What to do: Please find the lines in the entries below that contain the word "lanuginosa", and copy each one.

━━━━━━━━━━━━━━━━━━━━

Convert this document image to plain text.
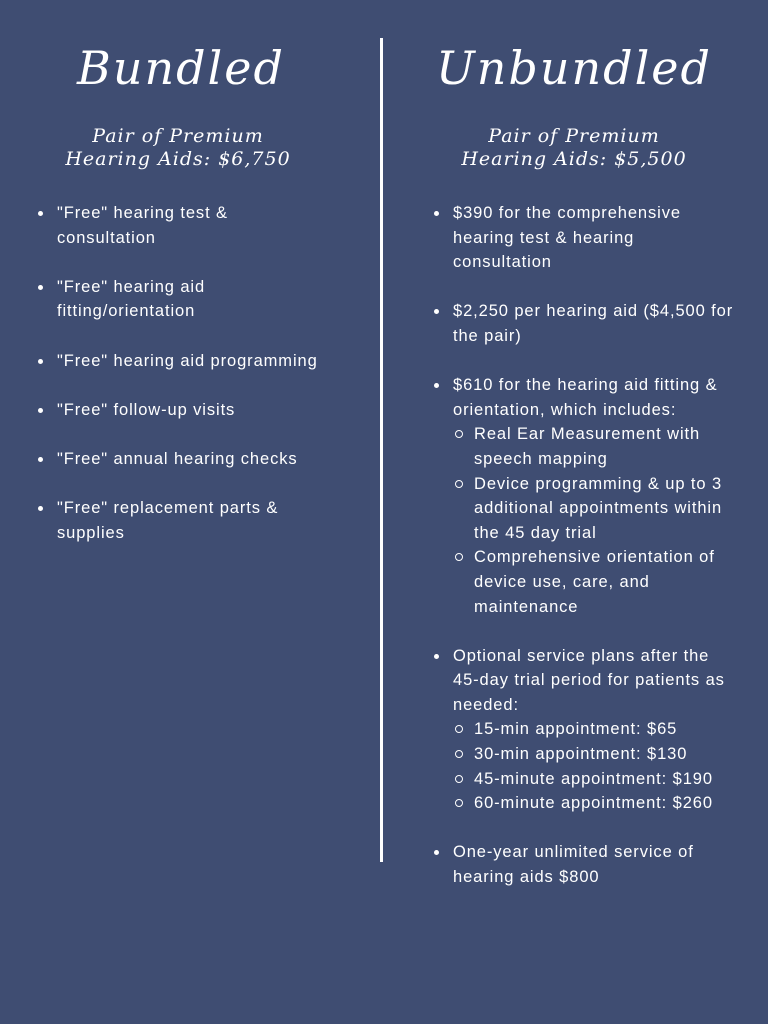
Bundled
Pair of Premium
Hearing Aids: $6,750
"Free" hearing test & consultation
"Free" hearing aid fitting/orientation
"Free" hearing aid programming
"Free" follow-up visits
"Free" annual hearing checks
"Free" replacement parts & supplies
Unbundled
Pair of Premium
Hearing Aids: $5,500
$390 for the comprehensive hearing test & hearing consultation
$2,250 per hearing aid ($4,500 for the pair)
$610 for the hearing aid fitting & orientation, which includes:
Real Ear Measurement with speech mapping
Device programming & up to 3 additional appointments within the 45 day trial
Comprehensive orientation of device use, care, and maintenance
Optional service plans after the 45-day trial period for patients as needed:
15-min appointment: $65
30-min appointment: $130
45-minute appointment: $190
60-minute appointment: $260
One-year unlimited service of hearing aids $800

━━━━━━━━━━━━━━━━━━━━

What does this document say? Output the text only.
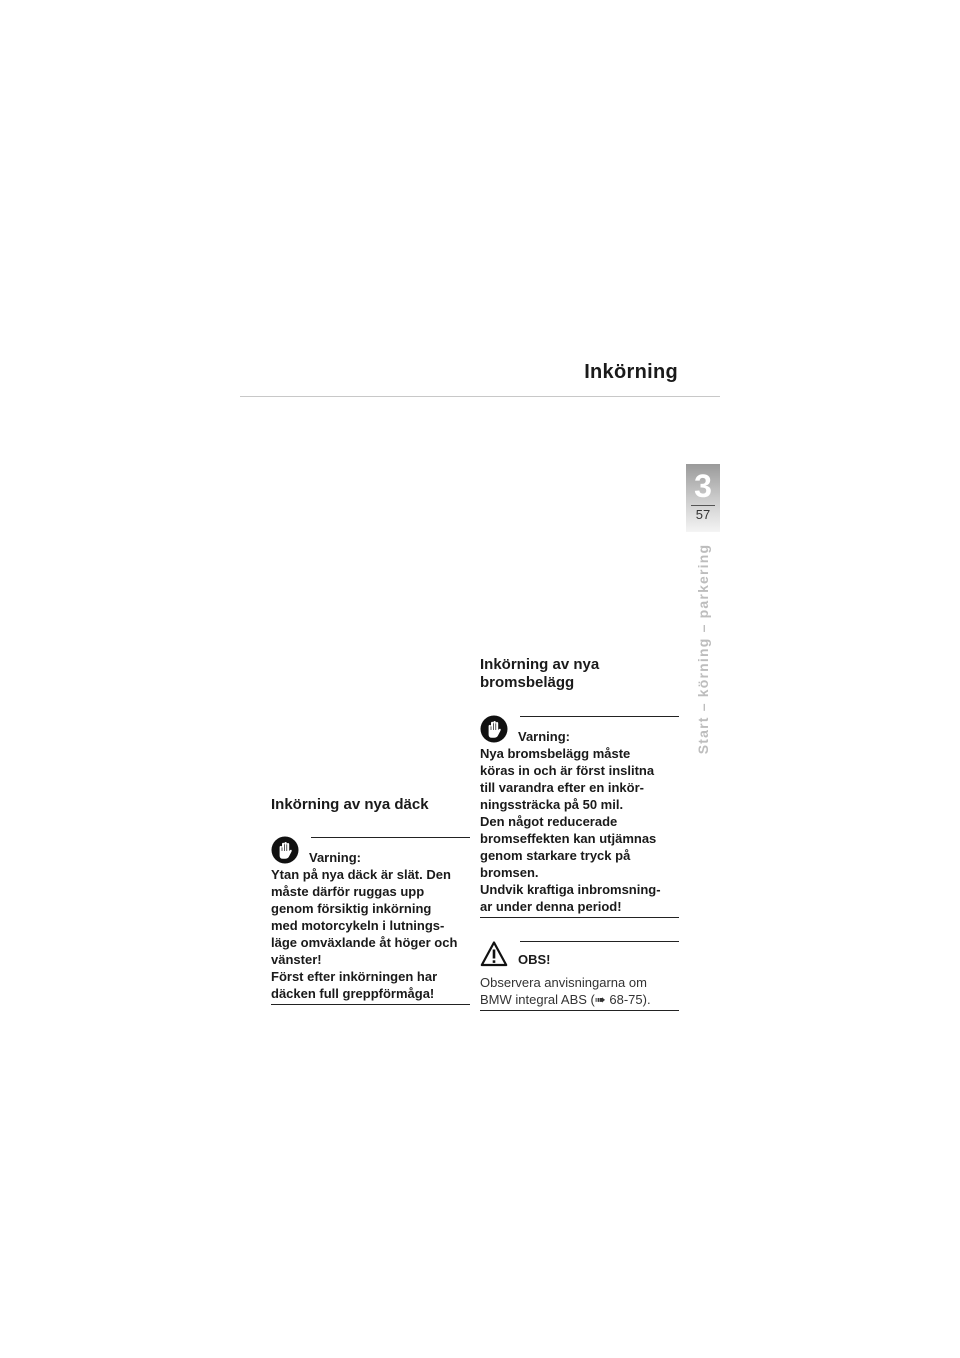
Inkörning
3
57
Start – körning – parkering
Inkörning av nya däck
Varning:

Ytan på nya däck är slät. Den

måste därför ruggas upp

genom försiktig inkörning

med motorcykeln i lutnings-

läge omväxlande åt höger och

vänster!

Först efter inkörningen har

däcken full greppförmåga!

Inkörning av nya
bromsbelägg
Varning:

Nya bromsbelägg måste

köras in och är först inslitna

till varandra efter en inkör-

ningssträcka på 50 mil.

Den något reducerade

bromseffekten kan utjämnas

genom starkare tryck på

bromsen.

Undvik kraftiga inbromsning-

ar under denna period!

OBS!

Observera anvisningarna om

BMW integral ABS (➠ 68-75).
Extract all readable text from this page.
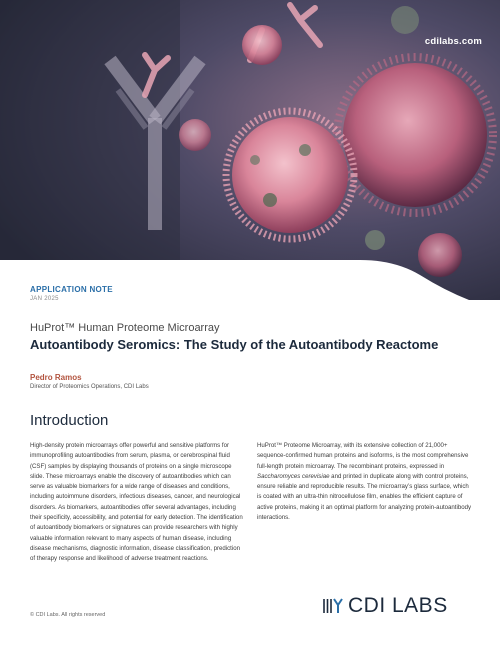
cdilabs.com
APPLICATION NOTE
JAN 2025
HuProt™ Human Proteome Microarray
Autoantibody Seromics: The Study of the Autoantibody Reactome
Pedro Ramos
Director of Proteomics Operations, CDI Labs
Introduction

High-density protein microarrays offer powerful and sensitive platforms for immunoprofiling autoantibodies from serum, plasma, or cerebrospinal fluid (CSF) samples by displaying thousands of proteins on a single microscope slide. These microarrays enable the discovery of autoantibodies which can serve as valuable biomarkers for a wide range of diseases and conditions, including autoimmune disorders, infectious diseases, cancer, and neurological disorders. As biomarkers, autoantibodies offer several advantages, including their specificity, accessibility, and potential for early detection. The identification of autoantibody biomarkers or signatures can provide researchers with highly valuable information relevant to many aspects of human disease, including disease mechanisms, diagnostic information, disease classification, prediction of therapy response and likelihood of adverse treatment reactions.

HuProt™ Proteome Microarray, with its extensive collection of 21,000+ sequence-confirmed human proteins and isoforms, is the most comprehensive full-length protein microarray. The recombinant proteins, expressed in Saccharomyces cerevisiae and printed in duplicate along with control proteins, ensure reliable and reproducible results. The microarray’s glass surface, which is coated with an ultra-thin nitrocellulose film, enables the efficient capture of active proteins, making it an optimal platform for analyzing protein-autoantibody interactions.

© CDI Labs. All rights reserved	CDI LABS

━━━━━━━━━━━━━━━━━━━━

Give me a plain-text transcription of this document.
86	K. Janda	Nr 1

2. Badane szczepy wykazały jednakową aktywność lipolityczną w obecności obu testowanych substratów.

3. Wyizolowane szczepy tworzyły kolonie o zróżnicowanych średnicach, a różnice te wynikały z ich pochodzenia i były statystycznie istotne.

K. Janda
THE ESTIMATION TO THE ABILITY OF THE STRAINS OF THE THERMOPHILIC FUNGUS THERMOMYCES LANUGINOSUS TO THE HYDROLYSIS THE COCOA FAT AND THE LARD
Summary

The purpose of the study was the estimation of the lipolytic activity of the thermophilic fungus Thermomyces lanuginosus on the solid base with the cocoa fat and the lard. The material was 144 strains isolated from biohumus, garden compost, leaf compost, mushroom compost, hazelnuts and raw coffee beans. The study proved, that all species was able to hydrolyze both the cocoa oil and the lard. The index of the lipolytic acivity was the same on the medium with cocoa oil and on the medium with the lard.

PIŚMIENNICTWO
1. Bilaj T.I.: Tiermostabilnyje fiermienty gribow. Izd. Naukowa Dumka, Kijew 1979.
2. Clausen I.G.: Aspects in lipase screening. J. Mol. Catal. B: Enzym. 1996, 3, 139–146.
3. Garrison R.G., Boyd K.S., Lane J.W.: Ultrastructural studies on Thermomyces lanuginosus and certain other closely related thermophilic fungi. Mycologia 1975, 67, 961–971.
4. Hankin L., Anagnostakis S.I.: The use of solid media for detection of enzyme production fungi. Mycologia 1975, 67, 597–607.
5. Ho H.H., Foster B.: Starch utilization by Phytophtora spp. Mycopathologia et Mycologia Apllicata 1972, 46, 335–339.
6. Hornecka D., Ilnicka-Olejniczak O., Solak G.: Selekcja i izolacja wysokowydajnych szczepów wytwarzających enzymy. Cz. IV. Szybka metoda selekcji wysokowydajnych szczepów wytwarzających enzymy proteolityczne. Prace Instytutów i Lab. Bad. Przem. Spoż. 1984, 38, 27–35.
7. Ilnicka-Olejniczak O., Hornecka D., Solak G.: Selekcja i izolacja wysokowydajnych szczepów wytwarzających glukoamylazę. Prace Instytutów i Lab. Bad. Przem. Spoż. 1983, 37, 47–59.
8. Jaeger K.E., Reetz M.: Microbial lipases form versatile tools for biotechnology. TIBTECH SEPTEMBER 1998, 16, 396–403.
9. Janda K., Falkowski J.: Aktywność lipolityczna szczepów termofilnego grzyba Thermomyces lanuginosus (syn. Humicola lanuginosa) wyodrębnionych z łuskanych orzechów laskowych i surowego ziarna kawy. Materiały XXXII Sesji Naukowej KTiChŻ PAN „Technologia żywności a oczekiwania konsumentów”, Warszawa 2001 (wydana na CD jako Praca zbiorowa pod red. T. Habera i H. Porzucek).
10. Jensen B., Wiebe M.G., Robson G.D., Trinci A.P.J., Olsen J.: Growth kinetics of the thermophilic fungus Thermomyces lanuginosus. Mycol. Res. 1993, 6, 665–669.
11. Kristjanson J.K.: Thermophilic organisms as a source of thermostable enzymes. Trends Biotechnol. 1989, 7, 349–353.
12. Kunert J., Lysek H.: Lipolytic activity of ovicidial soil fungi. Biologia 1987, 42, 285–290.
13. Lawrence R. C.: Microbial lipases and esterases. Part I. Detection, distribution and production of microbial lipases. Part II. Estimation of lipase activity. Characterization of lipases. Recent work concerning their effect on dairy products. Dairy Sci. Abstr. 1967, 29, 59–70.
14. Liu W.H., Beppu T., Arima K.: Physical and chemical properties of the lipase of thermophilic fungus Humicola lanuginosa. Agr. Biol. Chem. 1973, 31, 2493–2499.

━━━━━━━━━━━━━━━━━━━━

Output of the exercise:
9. Janda K., Falkowski J.: Aktywność lipolityczna szczepów termofilnego grzyba Thermomyces lanuginosus (syn. Humicola lanuginosa) wyodrębnionych z łuskanych orzechów laskowych i surowego ziarna kawy. Materiały XXXII Sesji Naukowej KTiChŻ PAN „Technologia żywności a oczekiwania konsumentów”, Warszawa 2001 (wydana na CD jako Praca zbiorowa pod red. T. Habera i H. Porzucek).
14. Liu W.H., Beppu T., Arima K.: Physical and chemical properties of the lipase of thermophilic fungus Humicola lanuginosa. Agr. Biol. Chem. 1973, 31, 2493–2499.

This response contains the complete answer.